Help In Understanding the Human Christian Experience



Help In Understanding the Human Christian Experience

Here are some quotes often found on success or excellence web sites. Would you read through these and see which ones ring true for your life? Make a note of which statement capture your inner ideas of worth, success and value.

o    "The moment of victory is much too short to live for that and nothing else." – Martina Navratilova
o    "Good is the enemy of great." – Jim Collins
o    Whatever the mind of man can conceive and believe, it can achieve. –Napoleon Hill
o    The mind is everything. What you think you become.  –Buddha
o    Winning isn’t everything, but wanting to win is. –Vince Lombardi
o    Whatever you can do, or dream you can, begin it.  Boldness has genius, power and magic in it. –Johann Wolfgang von Goethe
o    We become what we think about. –Earl Nightingale
o    "There are basically two types of people. People who accomplish things, and people who claim to have accomplished things. The first group is less crowded." – Mark Twain
o    "We want not only to live but to have something to live for. For some people this means to pursue excellence through sport." – Terry Orlick, Ph.D.
o    "Victory with honor and integrity is the real goal of sport. Sometimes it happens that others are better than you. I could never beat Carl Lewis in a hundred-yard dash, but my victory might be in running faster today than I did yesterday." – Don Sparks
o    "Excellence is not an act...but a habit." – Aristotle
o    "Victory has a hundred fathers, and defeat is an orphan." – John F. Kennedy

o    "Victory belongs to the most persevering." – Napoleon
o    "Success is getting up more than you fall down." – Unknown
o    "The toughest thing about success is that you've got to keep on being a success." – Irving Berlin
o    "Success is not how high and fast you reach the top, but how high and fast you bounce back when you hit the bottom." - Unknown
o    "Winners are not born, they are self-made." – Pat Summitt

Ok, that was step one. Now I want you to read a passage of Scripture and think about the life of the person, Eve, in that passage. Eve is in paradise, the garden of God. She is living there with the two loves of her life. Eve is a wonderful sinless person, full of all that God desired her to be. Yet God placed a test, a temptation in the middle of the garden for Eve to encounter. Here is the passage.

Gen 3:1-6  Now the serpent was more crafty than any beast of the field which the LORD God had made. And he said to the woman, "Indeed, has God said, 'You shall not eat from any tree of the garden'?"  (2)  The woman said to the serpent, "From the fruit of the trees of the garden we may eat;  (3)  but from the fruit of the tree which is in the middle of the garden, God has said, 'You shall not eat from it or touch it, or you will die.'"  (4)  The serpent said to the woman, "You surely will not die!  (5)  "For God knows that in the day you eat from it your eyes will be opened, and you will be like God, knowing good and evil."  (6)  When the woman saw that the tree was good for food, and that it was a delight to the eyes, and that the tree was desirable to make one wise, she took from its fruit and ate; and she gave also to her husband with her, and he ate.

Element and region listings
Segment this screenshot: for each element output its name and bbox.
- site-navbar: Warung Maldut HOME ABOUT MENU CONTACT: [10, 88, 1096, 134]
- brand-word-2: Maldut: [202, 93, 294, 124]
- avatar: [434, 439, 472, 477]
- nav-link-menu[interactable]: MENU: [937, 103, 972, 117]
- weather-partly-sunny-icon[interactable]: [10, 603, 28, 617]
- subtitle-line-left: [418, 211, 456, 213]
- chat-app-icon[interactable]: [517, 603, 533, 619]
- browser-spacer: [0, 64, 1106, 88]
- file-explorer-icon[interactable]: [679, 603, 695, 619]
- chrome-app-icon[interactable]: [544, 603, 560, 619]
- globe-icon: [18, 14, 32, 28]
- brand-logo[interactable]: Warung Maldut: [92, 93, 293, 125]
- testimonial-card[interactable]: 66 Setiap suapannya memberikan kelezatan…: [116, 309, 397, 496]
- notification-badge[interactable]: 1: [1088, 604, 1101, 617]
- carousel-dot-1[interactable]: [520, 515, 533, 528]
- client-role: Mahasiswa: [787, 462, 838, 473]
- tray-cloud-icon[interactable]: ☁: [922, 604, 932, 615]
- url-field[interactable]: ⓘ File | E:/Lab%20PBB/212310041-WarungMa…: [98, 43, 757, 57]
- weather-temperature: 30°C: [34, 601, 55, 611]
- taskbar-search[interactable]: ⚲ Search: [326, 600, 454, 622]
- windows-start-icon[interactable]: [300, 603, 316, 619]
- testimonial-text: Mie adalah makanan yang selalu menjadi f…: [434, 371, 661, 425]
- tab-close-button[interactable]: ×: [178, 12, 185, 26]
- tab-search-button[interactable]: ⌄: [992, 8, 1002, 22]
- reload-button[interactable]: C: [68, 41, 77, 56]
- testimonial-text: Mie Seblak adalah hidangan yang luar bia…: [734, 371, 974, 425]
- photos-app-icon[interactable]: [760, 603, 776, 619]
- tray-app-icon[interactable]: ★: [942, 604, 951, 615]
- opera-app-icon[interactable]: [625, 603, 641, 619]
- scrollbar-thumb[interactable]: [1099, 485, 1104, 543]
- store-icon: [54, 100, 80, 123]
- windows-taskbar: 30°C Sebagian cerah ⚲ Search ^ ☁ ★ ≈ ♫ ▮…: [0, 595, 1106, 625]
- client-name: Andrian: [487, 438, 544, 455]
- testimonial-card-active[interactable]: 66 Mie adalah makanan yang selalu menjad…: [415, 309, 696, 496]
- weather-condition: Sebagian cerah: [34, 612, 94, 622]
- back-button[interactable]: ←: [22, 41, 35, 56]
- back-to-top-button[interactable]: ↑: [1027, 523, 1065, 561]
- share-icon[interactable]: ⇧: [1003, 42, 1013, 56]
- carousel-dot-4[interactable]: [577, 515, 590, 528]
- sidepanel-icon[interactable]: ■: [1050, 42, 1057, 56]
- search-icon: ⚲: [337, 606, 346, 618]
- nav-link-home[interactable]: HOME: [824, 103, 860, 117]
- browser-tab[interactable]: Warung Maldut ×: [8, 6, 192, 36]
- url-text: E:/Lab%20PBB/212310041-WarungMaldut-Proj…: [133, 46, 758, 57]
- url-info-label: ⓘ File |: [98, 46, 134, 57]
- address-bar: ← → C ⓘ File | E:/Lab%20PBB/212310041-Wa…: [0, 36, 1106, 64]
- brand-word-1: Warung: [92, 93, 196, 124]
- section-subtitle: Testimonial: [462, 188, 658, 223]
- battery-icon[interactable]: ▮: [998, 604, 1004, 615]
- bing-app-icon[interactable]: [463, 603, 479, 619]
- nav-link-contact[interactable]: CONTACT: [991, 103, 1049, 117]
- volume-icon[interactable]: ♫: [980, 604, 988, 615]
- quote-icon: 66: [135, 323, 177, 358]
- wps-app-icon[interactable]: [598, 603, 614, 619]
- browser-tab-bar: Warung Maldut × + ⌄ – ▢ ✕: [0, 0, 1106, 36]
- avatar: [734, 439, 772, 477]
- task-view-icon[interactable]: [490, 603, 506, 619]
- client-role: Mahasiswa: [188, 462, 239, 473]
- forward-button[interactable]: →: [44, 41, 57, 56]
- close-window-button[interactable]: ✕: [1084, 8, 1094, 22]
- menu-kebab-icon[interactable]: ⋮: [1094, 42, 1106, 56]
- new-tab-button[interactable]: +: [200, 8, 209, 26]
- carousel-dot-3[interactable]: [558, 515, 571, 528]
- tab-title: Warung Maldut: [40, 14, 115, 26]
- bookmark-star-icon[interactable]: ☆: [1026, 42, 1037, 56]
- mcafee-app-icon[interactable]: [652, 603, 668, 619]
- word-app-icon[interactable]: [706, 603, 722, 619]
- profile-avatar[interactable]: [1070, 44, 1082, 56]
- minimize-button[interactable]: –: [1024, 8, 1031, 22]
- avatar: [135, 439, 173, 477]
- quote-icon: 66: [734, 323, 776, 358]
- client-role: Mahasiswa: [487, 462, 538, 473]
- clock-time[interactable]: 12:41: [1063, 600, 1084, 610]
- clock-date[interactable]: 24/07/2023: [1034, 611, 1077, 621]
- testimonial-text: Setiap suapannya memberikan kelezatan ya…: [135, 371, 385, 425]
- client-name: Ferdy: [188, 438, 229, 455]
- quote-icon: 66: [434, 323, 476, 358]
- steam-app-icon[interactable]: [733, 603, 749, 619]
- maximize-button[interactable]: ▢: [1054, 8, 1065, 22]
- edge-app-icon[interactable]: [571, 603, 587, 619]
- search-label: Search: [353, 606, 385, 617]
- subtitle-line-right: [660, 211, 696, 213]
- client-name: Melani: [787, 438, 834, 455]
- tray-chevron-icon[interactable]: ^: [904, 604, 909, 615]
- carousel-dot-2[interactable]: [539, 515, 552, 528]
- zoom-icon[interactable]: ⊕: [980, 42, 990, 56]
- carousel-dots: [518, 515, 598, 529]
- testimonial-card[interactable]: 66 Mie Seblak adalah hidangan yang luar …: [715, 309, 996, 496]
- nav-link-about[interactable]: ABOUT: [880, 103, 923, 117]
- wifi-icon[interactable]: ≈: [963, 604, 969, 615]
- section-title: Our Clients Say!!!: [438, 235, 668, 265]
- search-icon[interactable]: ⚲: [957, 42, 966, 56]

## Goals
a - In the piece on the human Christian experience, who is credited with the quote "Good is the enemy of great"?
b - Carry the piece on the human Christian experience forward from the point where it stops.

## Solved problems
a - Jim Collins

b -
What do you think was going on in Eve? Did she fear she was inadequate and in need of more, more of the best things in life? Did Eve start to feel like a looser? Did she see that her life had limits, that she lacked things that were good and delightful? Did Eve feel like God should allow her to have all the desires of her heart fulfilled, did she wonder how a good and loving God would withhold things from her, things she knew would help her live a fulfilled life? We know she “fell,” but what was the reason for the fall, what was happening in her inner being?

What if there is a demon from hell assigned to torment the earth with the idea that there are no limits to human possibilities? What if this demon is old, tormenting people since the beginning? What if the lack of contentment, peace, and joy in our world is because of our desire to be and have more and more? What if the church is full of conflict, strife, judgement and selfish ambition masquerading as serving others?

If you were to counsel me about life and happiness, would you tell me that life is best when we have all that we desire? Do we tell our children, our friends that their life is worth less because they are not seeing the desires of their heart fulfilled? Do we ever question where these desires come from? When was the last time we stood and gave thanks for our homes, our jobs, our family and our limits?

As I have been studying and writing on temptation for about a year now. I see the power of discontentment, envy, and greed to discourage and destroy people and the church. The more we neglect the limits God places upon us, both in culture and in the church, the more we fall. 

Jesus lived most of His life in hiddenness. When He did go public, He had a season of huge crowds but walked away when they desired to make Him king (CEO, President). Jesus did not do everything that He could do, but instead did everything the Father intended for Him to do. Being full of joy was a result of living in His limits and boundaries. Knowing how, to whom and when to surrender up His life was also a part of living with limits. Few today can let an opportunity pass, allow another to advance above themselves or stand by while someone of lesser skills or knowledge takes the lead over them. We are a culture full of feasting on the tree of knowledge of good and evil and calling in “American Christianity.” 

"The Emotionally Healthy Church" is a book  I am presently reading. Many of the insights can help us move beyond cultural ministry and into Kingdom ministry. If this blog connected with you, you might want to check out this book or other resources alone the "Emotional Healthy" line.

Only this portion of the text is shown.